"""

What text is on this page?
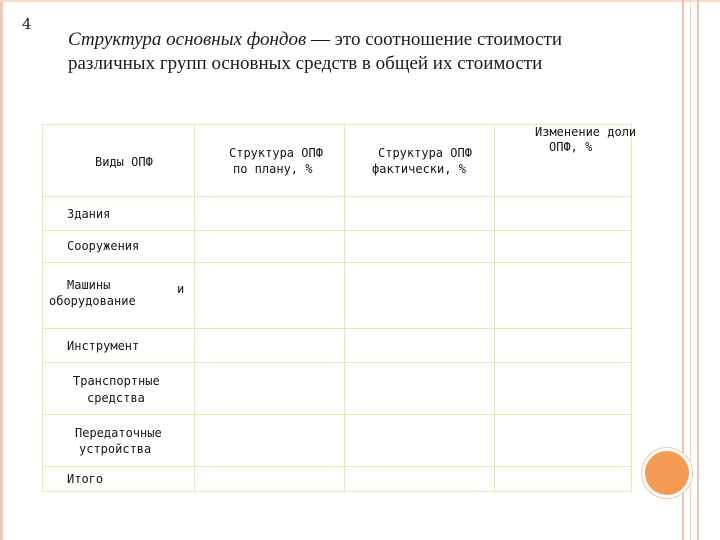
4
Структура основных фондов — это соотношение стоимости различных групп основных средств в общей их стоимости
Виды ОПФ
Структура ОПФ
по плану, %
Структура ОПФ
фактически, %
Изменение доли
ОПФ, %
Здания
Сооружения
Машины	и
оборудование
Инструмент
Транспортные
средства
Передаточные
устройства
Итого
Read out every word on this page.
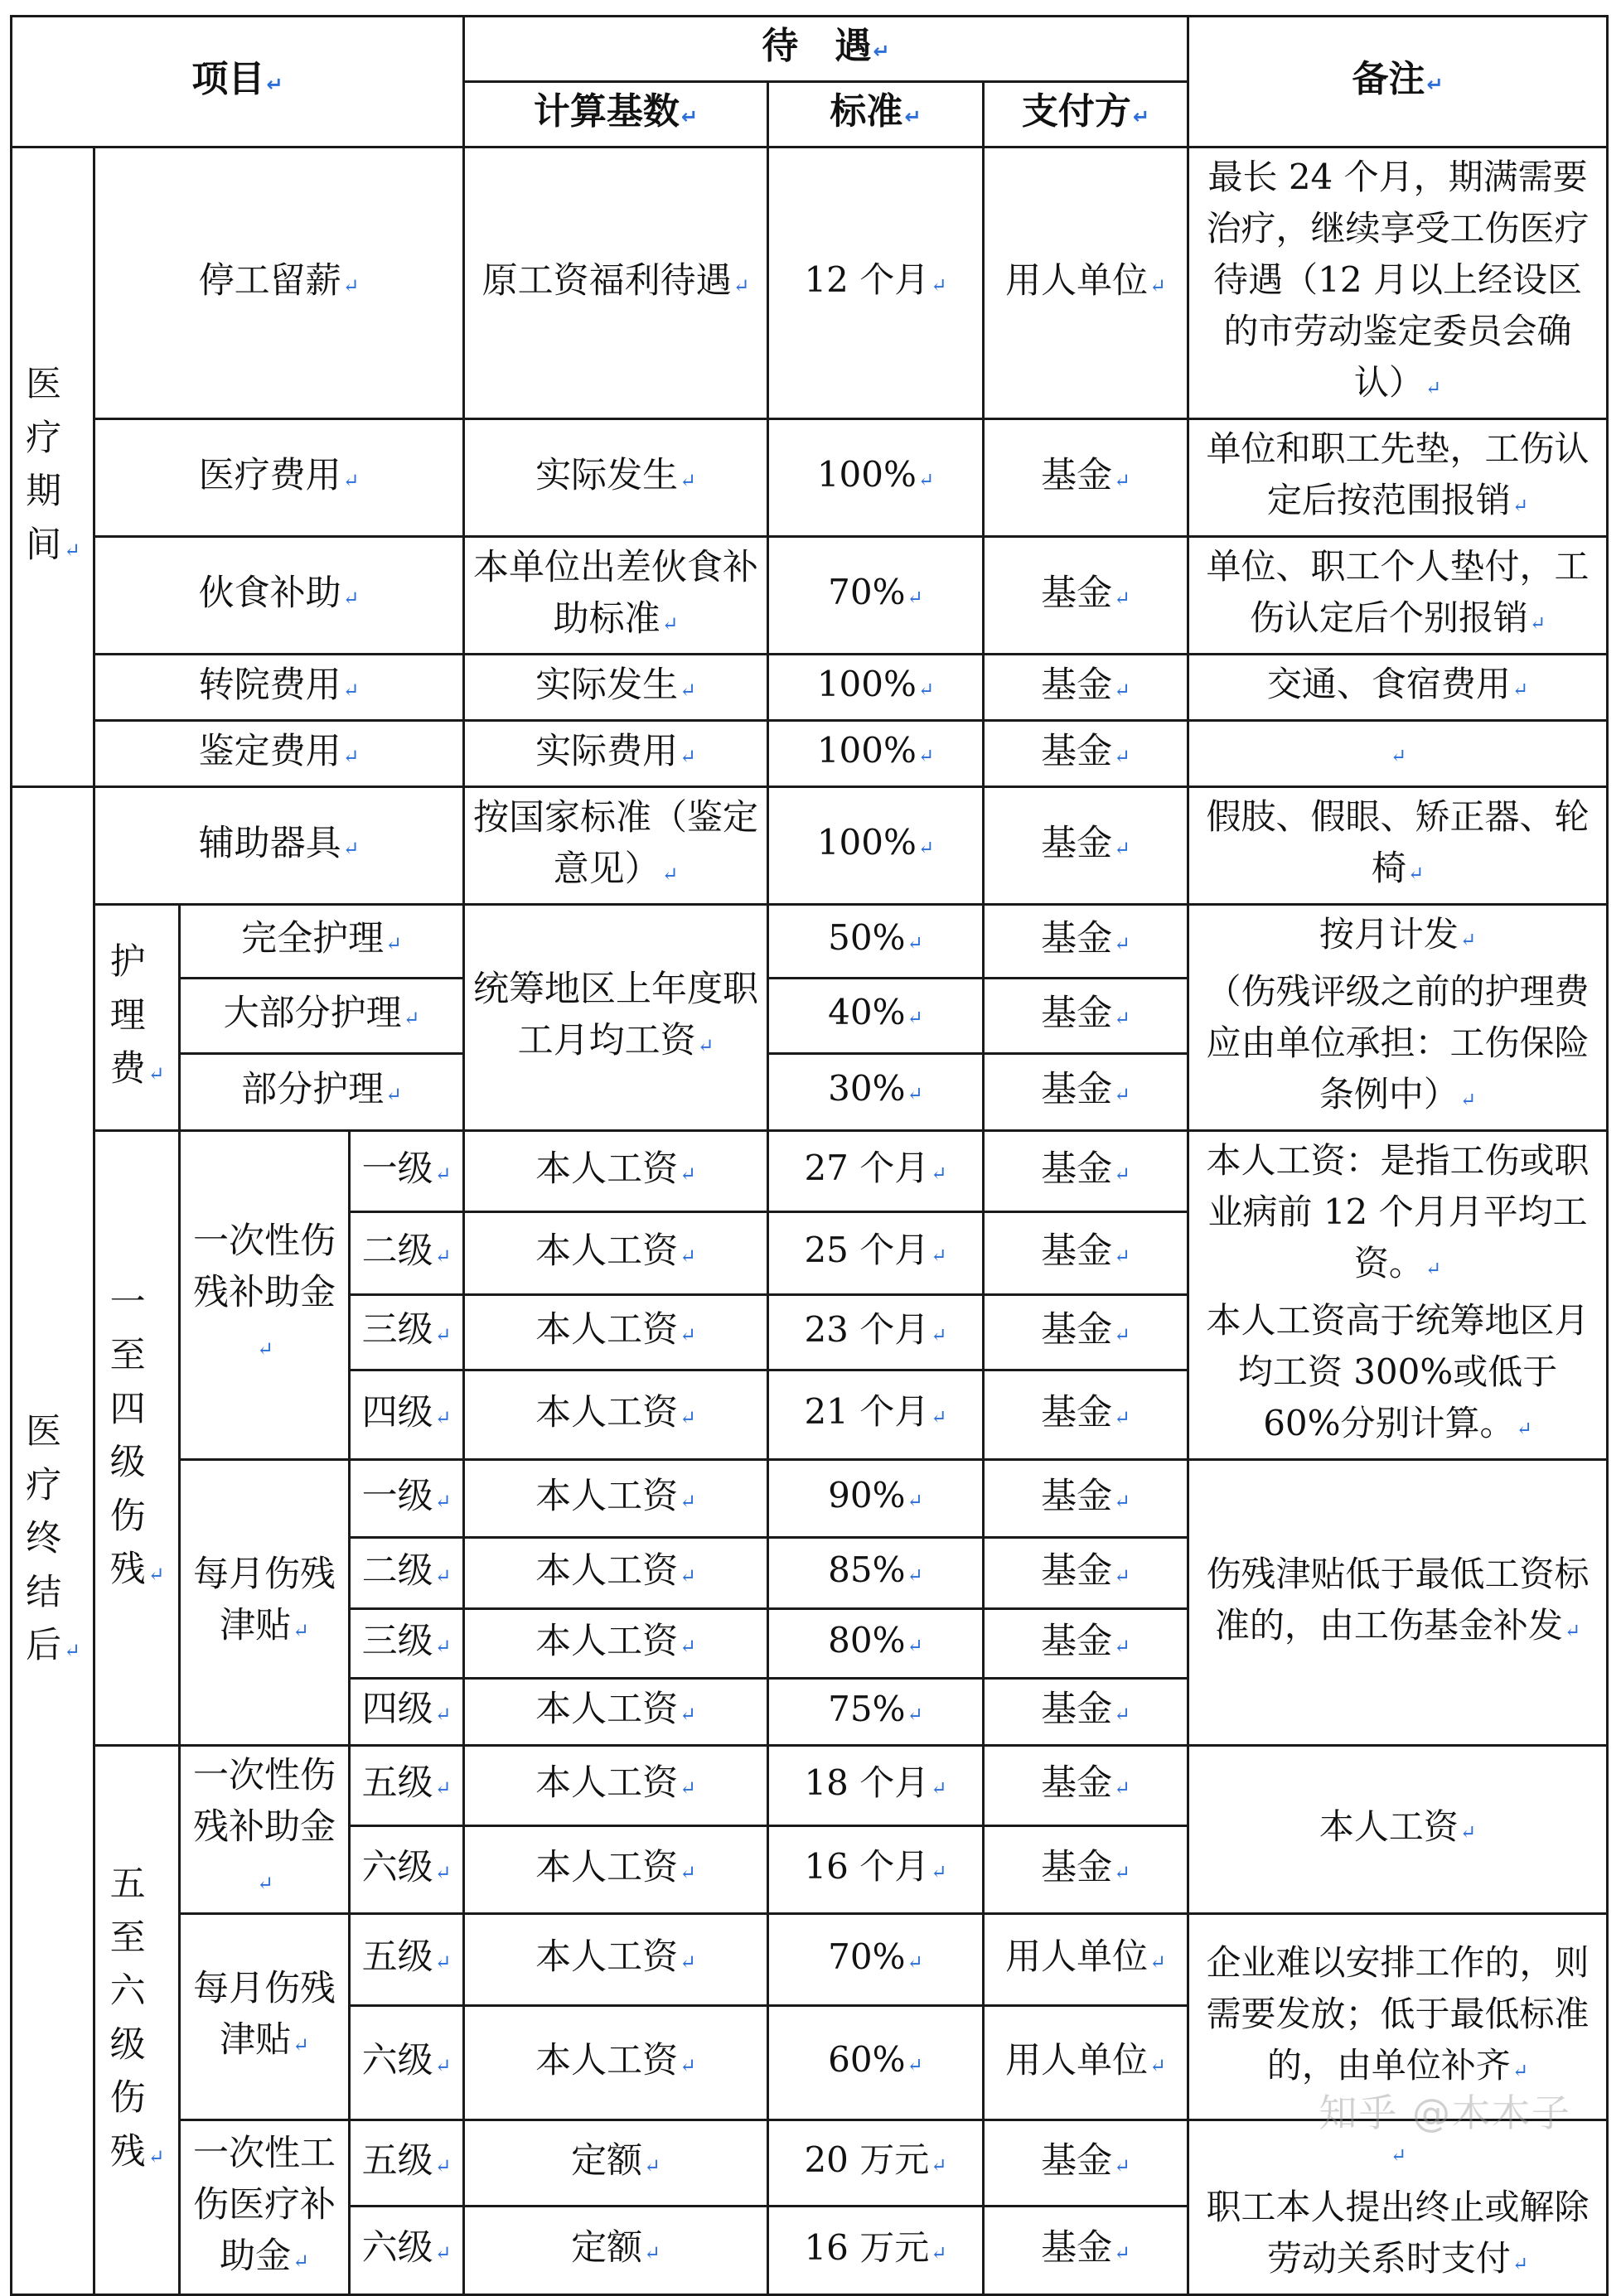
项目↵				待　遇↵			备注↵
				计算基数↵	标准↵	支付方↵	
医疗期间 ↵	停工留薪↵			原工资福利待遇↵	12 个月↵	用人单位↵	最长 24 个月，期满需要治疗，继续享受工伤医疗待遇（12 月以上经设区的市劳动鉴定委员会确认）↵
	医疗费用↵			实际发生↵	100%↵	基金↵	单位和职工先垫，工伤认定后按范围报销↵
	伙食补助↵			本单位出差伙食补助标准↵	70%↵	基金↵	单位、职工个人垫付，工伤认定后个别报销↵
	转院费用↵			实际发生↵	100%↵	基金↵	交通、食宿费用↵
	鉴定费用↵			实际费用↵	100%↵	基金↵	↵
医疗终结后 ↵	辅助器具↵			按国家标准（鉴定意见）↵	100%↵	基金↵	假肢、假眼、矫正器、轮椅↵
	护理费 ↵	完全护理↵		统筹地区上年度职工月均工资↵	50%↵	基金↵	按月计发↵
（伤残评级之前的护理费应由单位承担：工伤保险条例中）↵
		大部分护理↵			40%↵	基金↵	
		部分护理↵			30%↵	基金↵	
	一至四级伤残 ↵	一次性伤残补助金↵	一级↵	本人工资↵	27 个月↵	基金↵	本人工资：是指工伤或职业病前 12 个月月平均工资。↵
本人工资高于统筹地区月均工资 300%或低于 60%分别计算。↵
			二级↵	本人工资↵	25 个月↵	基金↵	
			三级↵	本人工资↵	23 个月↵	基金↵	
			四级↵	本人工资↵	21 个月↵	基金↵	
		每月伤残津贴↵	一级↵	本人工资↵	90%↵	基金↵	伤残津贴低于最低工资标准的，由工伤基金补发↵
			二级↵	本人工资↵	85%↵	基金↵	
			三级↵	本人工资↵	80%↵	基金↵	
			四级↵	本人工资↵	75%↵	基金↵	
	五至六级伤残 ↵	一次性伤残补助金↵	五级↵	本人工资↵	18 个月↵	基金↵	本人工资↵
			六级↵	本人工资↵	16 个月↵	基金↵	
		每月伤残津贴↵	五级↵	本人工资↵	70%↵	用人单位↵	企业难以安排工作的，则需要发放；低于最低标准的，由单位补齐↵
			六级↵	本人工资↵	60%↵	用人单位↵	
		一次性工伤医疗补助金↵	五级↵	定额↵	20 万元↵	基金↵	↵
职工本人提出终止或解除劳动关系时支付↵
			六级↵	定额↵	16 万元↵	基金↵	
知乎 @木木子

"""

*Problem:* Repeat exactly the lines in the entries from the one containing "Read out every word on this page." to the final line, inclusive, and nothing beyond them; skip pictures.

*Answer in full:*
Read out every word on this page.
项目↵				待　遇↵			备注↵
				计算基数↵	标准↵	支付方↵	
医疗期间 ↵	停工留薪↵			原工资福利待遇↵	12 个月↵	用人单位↵	最长 24 个月，期满需要治疗，继续享受工伤医疗待遇（12 月以上经设区的市劳动鉴定委员会确认）↵
	医疗费用↵			实际发生↵	100%↵	基金↵	单位和职工先垫，工伤认定后按范围报销↵
	伙食补助↵			本单位出差伙食补助标准↵	70%↵	基金↵	单位、职工个人垫付，工伤认定后个别报销↵
	转院费用↵			实际发生↵	100%↵	基金↵	交通、食宿费用↵
	鉴定费用↵			实际费用↵	100%↵	基金↵	↵
医疗终结后 ↵	辅助器具↵			按国家标准（鉴定意见）↵	100%↵	基金↵	假肢、假眼、矫正器、轮椅↵
	护理费 ↵	完全护理↵		统筹地区上年度职工月均工资↵	50%↵	基金↵	按月计发↵
（伤残评级之前的护理费应由单位承担：工伤保险条例中）↵
		大部分护理↵			40%↵	基金↵	
		部分护理↵			30%↵	基金↵	
	一至四级伤残 ↵	一次性伤残补助金↵	一级↵	本人工资↵	27 个月↵	基金↵	本人工资：是指工伤或职业病前 12 个月月平均工资。↵
本人工资高于统筹地区月均工资 300%或低于 60%分别计算。↵
			二级↵	本人工资↵	25 个月↵	基金↵	
			三级↵	本人工资↵	23 个月↵	基金↵	
			四级↵	本人工资↵	21 个月↵	基金↵	
		每月伤残津贴↵	一级↵	本人工资↵	90%↵	基金↵	伤残津贴低于最低工资标准的，由工伤基金补发↵
			二级↵	本人工资↵	85%↵	基金↵	
			三级↵	本人工资↵	80%↵	基金↵	
			四级↵	本人工资↵	75%↵	基金↵	
	五至六级伤残 ↵	一次性伤残补助金↵	五级↵	本人工资↵	18 个月↵	基金↵	本人工资↵
			六级↵	本人工资↵	16 个月↵	基金↵	
		每月伤残津贴↵	五级↵	本人工资↵	70%↵	用人单位↵	企业难以安排工作的，则需要发放；低于最低标准的，由单位补齐↵
			六级↵	本人工资↵	60%↵	用人单位↵	
		一次性工伤医疗补助金↵	五级↵	定额↵	20 万元↵	基金↵	↵
职工本人提出终止或解除劳动关系时支付↵
			六级↵	定额↵	16 万元↵	基金↵	
知乎 @木木子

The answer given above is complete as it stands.